:: Exercise prompt ::
From the entries below, extract every line that includes the word "Potential".

:: Dataset excerpts ::
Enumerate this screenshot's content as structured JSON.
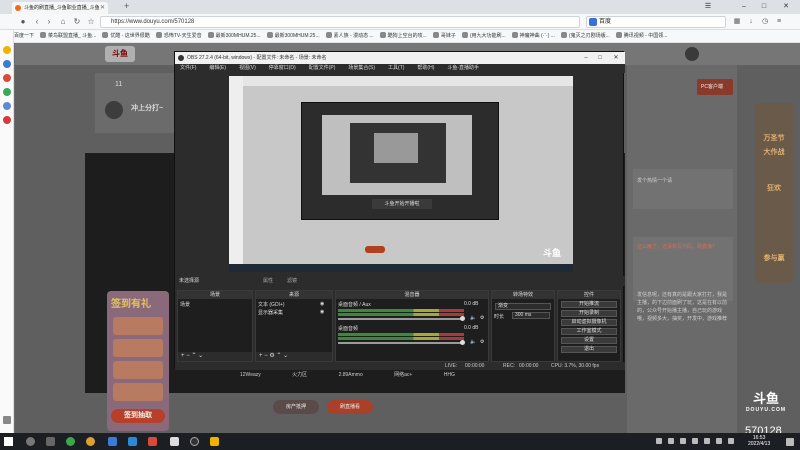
{
  "browser": {
    "tab_title": "斗鱼的刷直播_斗鱼职业直播_斗鱼",
    "new_tab": "+",
    "url": "https://www.douyu.com/570128",
    "search_engine": "百度",
    "bookmarks": [
      "百度一下",
      "菜鸟联盟直播_ 斗鱼...",
      "优酷 - 这世界很酷",
      "恐怖TV-天生爱音",
      "最新300MHUM.25...",
      "最新300MHUM.25...",
      "素人族 - 漫动态 ...",
      "酷狗上空台的攻...",
      "哥妹子",
      "(用九大功能刷...",
      "神魔神曲 (·ˉ·) ...",
      "(鬼灭之刃剧场版...",
      "腾讯视频 - 中国领..."
    ]
  },
  "page": {
    "left_num": "11",
    "left_title": "冲上分打~",
    "promo_title": "签到有礼",
    "promo_cta": "签到抽取",
    "stats": [
      "12Weazy",
      "火力区",
      "2.89Ammo",
      "网络ac+",
      "HHG"
    ],
    "btn_left": "房产抵押",
    "btn_right": "刷直播看",
    "right_col": {
      "pc_btn": "PC客户端",
      "chat_lines": [
        "发个热情一个请",
        "这么晚了，还没有写代码，刷直播？",
        "发信息呢，还有真的是跟大家打打，我是主播，的下边前面刷了玩，这是在有以前的，公众号开始播主播，自己玩的游戏哦，视频多大，抽奖，开发中，游戏推荐送出，快乐游戏呢，优惠多多，礼物多多"
      ],
      "bottom_lines": [
        "主播是否直播完毕的，发现直播只回复主播那么，会发现直播中关注，写到本主播出现设施，主播公演中，在主"
      ]
    },
    "ad_lines": [
      "万圣节",
      "大作战",
      "狂欢",
      "参与赢"
    ],
    "douyu_logo": "斗鱼",
    "douyu_sub": "DOUYU.COM",
    "room_id": "570128"
  },
  "obs": {
    "title": "OBS 27.2.4 (64-bit, windows) - 配置文件: 未命名 - 场景: 未命名",
    "menu": [
      "文件(F)",
      "编辑(E)",
      "视图(V)",
      "停靠窗口(D)",
      "配置文件(P)",
      "场景集合(S)",
      "工具(T)",
      "帮助(H)",
      "斗鱼-直播助手"
    ],
    "preview_label": "斗鱼开始开播啦",
    "scene_bar": {
      "no_source": "未选择源",
      "props": "属性",
      "filter": "滤镜"
    },
    "docks": {
      "scenes": {
        "title": "场景",
        "items": [
          "场景"
        ]
      },
      "sources": {
        "title": "来源",
        "items": [
          "文本 (GDI+)",
          "显示器采集"
        ]
      },
      "mixer": {
        "title": "混音器",
        "tracks": [
          {
            "name": "桌面音频 / Aux",
            "db": "0.0 dB"
          },
          {
            "name": "桌面音频",
            "db": "0.0 dB"
          }
        ]
      },
      "transitions": {
        "title": "转场特效",
        "selected": "渐变",
        "duration_label": "时长",
        "duration": "300 ms"
      },
      "controls": {
        "title": "控件",
        "buttons": [
          "开始推流",
          "开始录制",
          "启动虚拟摄像机",
          "工作室模式",
          "设置",
          "退出"
        ]
      }
    },
    "status": {
      "live_label": "LIVE:",
      "live_time": "00:00:00",
      "rec_label": "REC:",
      "rec_time": "00:00:00",
      "cpu": "CPU: 3.7%, 30.00 fps"
    }
  },
  "taskbar": {
    "clock_time": "16:53",
    "clock_date": "2022/4/13"
  },
  "colors": {
    "accent": "#f06a1a",
    "douyu_red": "#b04020",
    "obs_bg": "#2c2c2c"
  }
}
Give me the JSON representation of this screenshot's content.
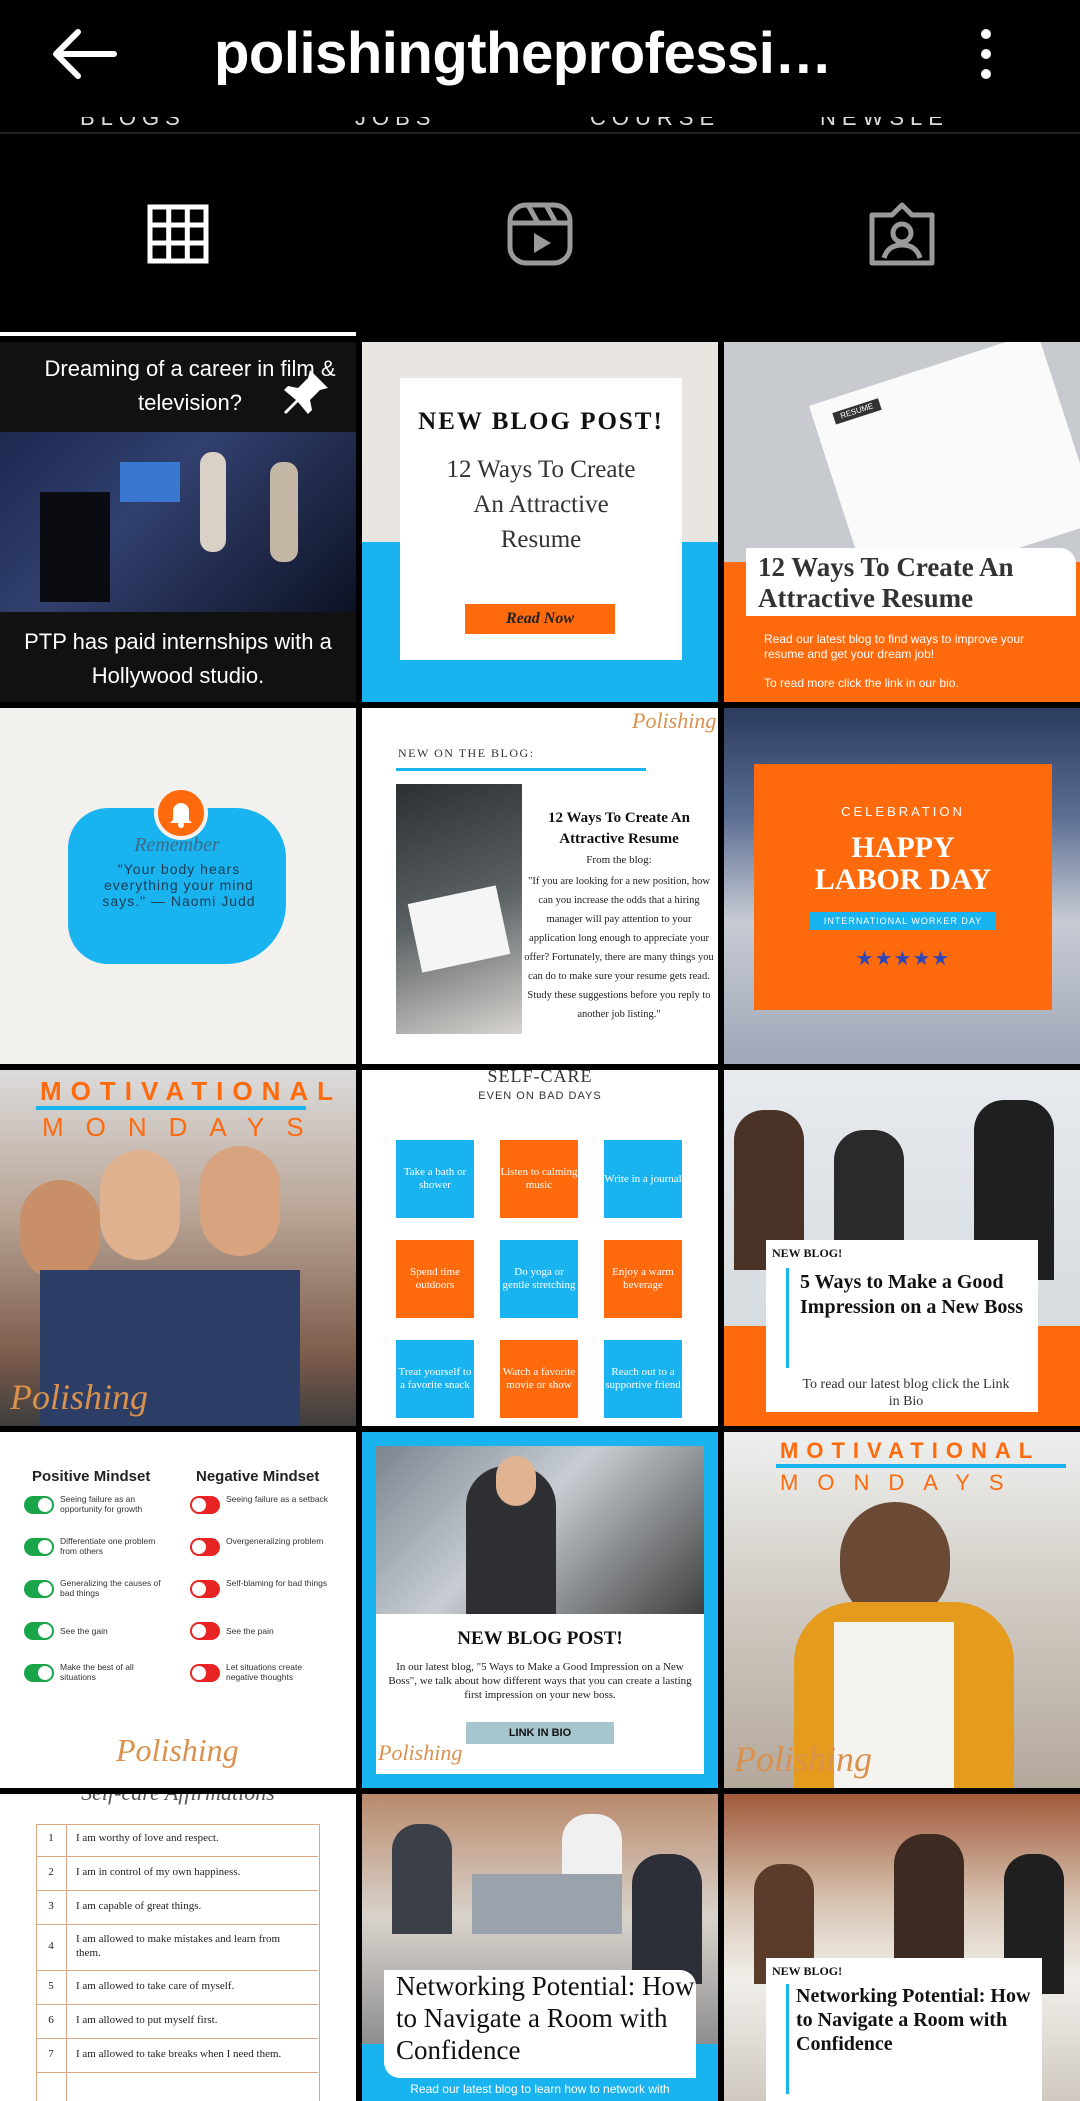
{
  "header": {
    "title": "polishingtheprofessio…",
    "back_icon": "arrow-left-icon",
    "more_icon": "more-vertical-icon"
  },
  "highlights": [
    "BLOGS",
    "JOBS",
    "COURSES",
    "NEWSLETTER"
  ],
  "tabs": [
    {
      "name": "posts",
      "icon": "grid-icon",
      "active": true
    },
    {
      "name": "reels",
      "icon": "reels-icon",
      "active": false
    },
    {
      "name": "tagged",
      "icon": "tagged-user-icon",
      "active": false
    }
  ],
  "posts": {
    "p1": {
      "top": "Dreaming of a career in film & television?",
      "bottom": "PTP has paid internships with a Hollywood studio.",
      "pinned": true
    },
    "p2": {
      "heading": "NEW BLOG POST!",
      "title": "12 Ways To Create An Attractive Resume",
      "button": "Read Now"
    },
    "p3": {
      "title": "12 Ways To Create An Attractive Resume",
      "body": "Read our latest blog to find ways to improve your resume and get your dream job!",
      "cta": "To read more click the link in our bio.",
      "doc_label": "RESUME"
    },
    "p4": {
      "script": "Remember",
      "quote": "\"Your body hears everything your mind says.\" — Naomi Judd"
    },
    "p5": {
      "logo": "Polishing",
      "label": "NEW ON THE BLOG:",
      "title": "12 Ways To Create An Attractive Resume",
      "from": "From the blog:",
      "body": "\"If you are looking for a new position, how can you increase the odds that a hiring manager will pay attention to your application long enough to appreciate your offer? Fortunately, there are many things you can do to make sure your resume gets read. Study these suggestions before you reply to another job listing.\""
    },
    "p6": {
      "kicker": "CELEBRATION",
      "title": "HAPPY LABOR DAY",
      "sub": "INTERNATIONAL WORKER DAY",
      "stars": "★★★★★"
    },
    "p7": {
      "line1": "MOTIVATIONAL",
      "line2": "MONDAYS",
      "logo": "Polishing"
    },
    "p8": {
      "title": "SELF-CARE",
      "subtitle": "EVEN ON BAD DAYS",
      "tiles": [
        "Take a bath or shower",
        "Listen to calming music",
        "Write in a journal",
        "Spend time outdoors",
        "Do yoga or gentle stretching",
        "Enjoy a warm beverage",
        "Treat yourself to a favorite snack",
        "Watch a favorite movie or show",
        "Reach out to a supportive friend"
      ]
    },
    "p9": {
      "label": "NEW BLOG!",
      "title": "5 Ways to Make a Good Impression on a New Boss",
      "cta": "To read our latest blog click the Link in Bio"
    },
    "p10": {
      "pos_title": "Positive Mindset",
      "neg_title": "Negative Mindset",
      "positive": [
        "Seeing failure as an opportunity for growth",
        "Differentiate one problem from others",
        "Generalizing the causes of bad things",
        "See the gain",
        "Make the best of all situations"
      ],
      "negative": [
        "Seeing failure as a setback",
        "Overgeneralizing problem",
        "Self-blaming for bad things",
        "See the pain",
        "Let situations create negative thoughts"
      ],
      "logo": "Polishing"
    },
    "p11": {
      "heading": "NEW BLOG POST!",
      "body": "In our latest blog, \"5 Ways to Make a Good Impression on a New Boss\", we talk about how different ways that you can create a lasting first impression on your new boss.",
      "button": "LINK IN BIO",
      "logo": "Polishing"
    },
    "p12": {
      "line1": "MOTIVATIONAL",
      "line2": "MONDAYS",
      "logo": "Polishing"
    },
    "p13": {
      "title": "Self-care Affirmations",
      "rows": [
        [
          "1",
          "I am worthy of love and respect."
        ],
        [
          "2",
          "I am in control of my own happiness."
        ],
        [
          "3",
          "I am capable of great things."
        ],
        [
          "4",
          "I am allowed to make mistakes and learn from them."
        ],
        [
          "5",
          "I am allowed to take care of myself."
        ],
        [
          "6",
          "I am allowed to put myself first."
        ],
        [
          "7",
          "I am allowed to take breaks when I need them."
        ]
      ]
    },
    "p14": {
      "title": "Networking Potential: How to Navigate a Room with Confidence",
      "body": "Read our latest blog to learn how to network with"
    },
    "p15": {
      "label": "NEW BLOG!",
      "title": "Networking Potential: How to Navigate a Room with Confidence"
    }
  },
  "colors": {
    "blue": "#19b3f0",
    "orange": "#ff6a0d",
    "bg": "#000000"
  }
}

:: Answer to this problem ::
      "title": "Networking Potential: How to Navigate a Room with Confidence",
      "title": "Networking Potential: How to Navigate a Room with Confidence"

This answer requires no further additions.